This topic continues with the discussion on promotion, and specifically looks at “pull strategy”
and integrated marketing communication (IMC) with its heavy reliance on advertising;
especially via digital marketing platforms. It is demonstrated that the management accountant
has a significant role in formulating advertising budgets, especially using specific budget models,
and in the difficult areas of controlling advertising outlays and evaluating advertising
effectiveness.

Topic 8: Supply Chain Management and the Place-Distribution Decision

This topic considers the last “P” of the 4-P’s of marketing; i.e. place (or physical distribution). It
is shown that the control of the supply-chain distribution function involves a “trade-off” between
maximising customer service and minimising distribution costs, and that the management
accountant has a significant role to play in achieving this balance. The tools and techniques of
distribution cost analysis and control that are used in providing customers value and maintaining
efficient cost management in the digital world are highlighted in this topic.

━━━━━━━━━━━━━━━━━━━━

TO DO:
a - According to the text, which of the 4-P's of marketing does Topic 8 consider?
b - Write out the listing from its first line through the line containing "caption-c-label: (c) <box>127", including both of those lines.

ROWS:
━━━━━━━━━━━━━━━━━━━━

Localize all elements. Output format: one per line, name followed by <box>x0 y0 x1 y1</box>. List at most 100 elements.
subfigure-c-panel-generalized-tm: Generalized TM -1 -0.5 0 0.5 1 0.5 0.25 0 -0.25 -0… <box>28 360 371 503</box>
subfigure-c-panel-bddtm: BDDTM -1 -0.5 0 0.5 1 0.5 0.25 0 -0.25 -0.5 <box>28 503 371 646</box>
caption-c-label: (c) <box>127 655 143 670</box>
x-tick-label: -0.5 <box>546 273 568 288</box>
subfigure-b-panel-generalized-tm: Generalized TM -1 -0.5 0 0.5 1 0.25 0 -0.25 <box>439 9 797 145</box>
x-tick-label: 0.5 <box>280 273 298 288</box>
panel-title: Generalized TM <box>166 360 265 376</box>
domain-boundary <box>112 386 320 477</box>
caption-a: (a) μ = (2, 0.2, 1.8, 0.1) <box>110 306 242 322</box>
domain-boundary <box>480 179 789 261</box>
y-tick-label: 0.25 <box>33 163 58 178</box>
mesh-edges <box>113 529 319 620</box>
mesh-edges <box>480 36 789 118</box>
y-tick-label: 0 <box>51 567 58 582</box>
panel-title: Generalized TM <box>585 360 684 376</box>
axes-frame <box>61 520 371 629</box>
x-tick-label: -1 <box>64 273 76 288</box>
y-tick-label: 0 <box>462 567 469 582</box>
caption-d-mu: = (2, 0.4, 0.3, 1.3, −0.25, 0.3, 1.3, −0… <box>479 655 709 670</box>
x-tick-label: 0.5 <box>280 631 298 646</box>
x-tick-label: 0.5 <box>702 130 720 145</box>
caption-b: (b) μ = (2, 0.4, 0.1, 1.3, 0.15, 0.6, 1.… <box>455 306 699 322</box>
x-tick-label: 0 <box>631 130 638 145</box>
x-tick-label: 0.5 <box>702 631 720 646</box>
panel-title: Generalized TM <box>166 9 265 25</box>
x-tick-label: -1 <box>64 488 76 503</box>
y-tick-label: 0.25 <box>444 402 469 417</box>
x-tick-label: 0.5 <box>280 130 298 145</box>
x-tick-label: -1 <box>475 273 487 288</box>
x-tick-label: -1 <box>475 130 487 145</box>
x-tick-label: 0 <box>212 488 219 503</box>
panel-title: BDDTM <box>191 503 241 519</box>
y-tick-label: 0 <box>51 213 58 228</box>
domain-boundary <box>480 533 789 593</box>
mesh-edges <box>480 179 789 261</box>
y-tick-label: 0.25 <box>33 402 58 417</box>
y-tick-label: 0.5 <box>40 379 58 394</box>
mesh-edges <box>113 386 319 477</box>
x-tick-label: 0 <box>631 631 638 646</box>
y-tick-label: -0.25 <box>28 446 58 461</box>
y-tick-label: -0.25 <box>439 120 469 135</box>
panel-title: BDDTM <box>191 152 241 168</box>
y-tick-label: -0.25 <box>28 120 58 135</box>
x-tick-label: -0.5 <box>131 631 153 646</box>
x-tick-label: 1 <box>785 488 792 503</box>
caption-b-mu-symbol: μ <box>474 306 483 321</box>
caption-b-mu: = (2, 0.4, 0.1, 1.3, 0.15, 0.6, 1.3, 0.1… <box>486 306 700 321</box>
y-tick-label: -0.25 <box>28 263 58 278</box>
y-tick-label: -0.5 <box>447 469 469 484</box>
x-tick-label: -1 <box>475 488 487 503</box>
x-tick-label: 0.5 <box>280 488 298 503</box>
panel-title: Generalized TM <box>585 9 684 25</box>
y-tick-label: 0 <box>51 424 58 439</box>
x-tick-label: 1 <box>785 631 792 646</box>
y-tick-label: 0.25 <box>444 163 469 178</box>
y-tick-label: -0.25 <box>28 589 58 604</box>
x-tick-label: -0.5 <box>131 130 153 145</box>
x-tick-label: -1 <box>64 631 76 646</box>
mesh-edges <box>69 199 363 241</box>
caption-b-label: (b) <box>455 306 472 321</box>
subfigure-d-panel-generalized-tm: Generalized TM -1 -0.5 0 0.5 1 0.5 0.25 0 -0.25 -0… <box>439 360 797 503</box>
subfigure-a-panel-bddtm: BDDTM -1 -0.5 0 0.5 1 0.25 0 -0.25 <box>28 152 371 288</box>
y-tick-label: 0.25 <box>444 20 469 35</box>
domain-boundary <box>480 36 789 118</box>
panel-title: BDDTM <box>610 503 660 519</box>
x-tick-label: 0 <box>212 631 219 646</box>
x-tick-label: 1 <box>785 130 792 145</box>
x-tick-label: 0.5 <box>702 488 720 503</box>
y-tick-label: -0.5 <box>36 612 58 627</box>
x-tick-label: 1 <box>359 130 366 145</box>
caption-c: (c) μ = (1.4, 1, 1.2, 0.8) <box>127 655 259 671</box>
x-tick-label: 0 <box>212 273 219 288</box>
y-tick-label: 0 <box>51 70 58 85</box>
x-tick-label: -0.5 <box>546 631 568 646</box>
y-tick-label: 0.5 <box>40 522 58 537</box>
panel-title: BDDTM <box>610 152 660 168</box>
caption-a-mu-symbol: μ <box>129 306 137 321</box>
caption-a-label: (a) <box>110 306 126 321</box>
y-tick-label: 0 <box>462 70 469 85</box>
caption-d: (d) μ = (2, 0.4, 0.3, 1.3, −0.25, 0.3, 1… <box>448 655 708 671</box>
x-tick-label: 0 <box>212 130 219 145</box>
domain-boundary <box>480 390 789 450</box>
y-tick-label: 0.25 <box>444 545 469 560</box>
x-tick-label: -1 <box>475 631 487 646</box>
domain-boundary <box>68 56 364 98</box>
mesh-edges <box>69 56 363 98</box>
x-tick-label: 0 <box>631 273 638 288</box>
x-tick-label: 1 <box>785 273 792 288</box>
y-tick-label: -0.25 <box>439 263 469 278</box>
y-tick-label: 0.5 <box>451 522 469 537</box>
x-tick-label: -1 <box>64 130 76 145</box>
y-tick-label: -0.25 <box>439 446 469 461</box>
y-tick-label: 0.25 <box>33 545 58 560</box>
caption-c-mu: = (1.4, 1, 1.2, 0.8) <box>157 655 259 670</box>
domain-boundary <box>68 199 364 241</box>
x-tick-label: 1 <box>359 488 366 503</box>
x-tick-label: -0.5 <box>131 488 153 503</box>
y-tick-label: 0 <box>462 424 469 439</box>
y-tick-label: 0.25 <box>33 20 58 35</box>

━━━━━━━━━━━━━━━━━━━━

ANSWERS BELOW:
a - Place, also called physical distribution.

b -
Localize all elements. Output format: one per line, name followed by <box>x0 y0 x1 y1</box>. List at most 100 elements.
subfigure-c-panel-generalized-tm: Generalized TM -1 -0.5 0 0.5 1 0.5 0.25 0 -0.25 -0… <box>28 360 371 503</box>
subfigure-c-panel-bddtm: BDDTM -1 -0.5 0 0.5 1 0.5 0.25 0 -0.25 -0.5 <box>28 503 371 646</box>
caption-c-label: (c) <box>127 655 143 670</box>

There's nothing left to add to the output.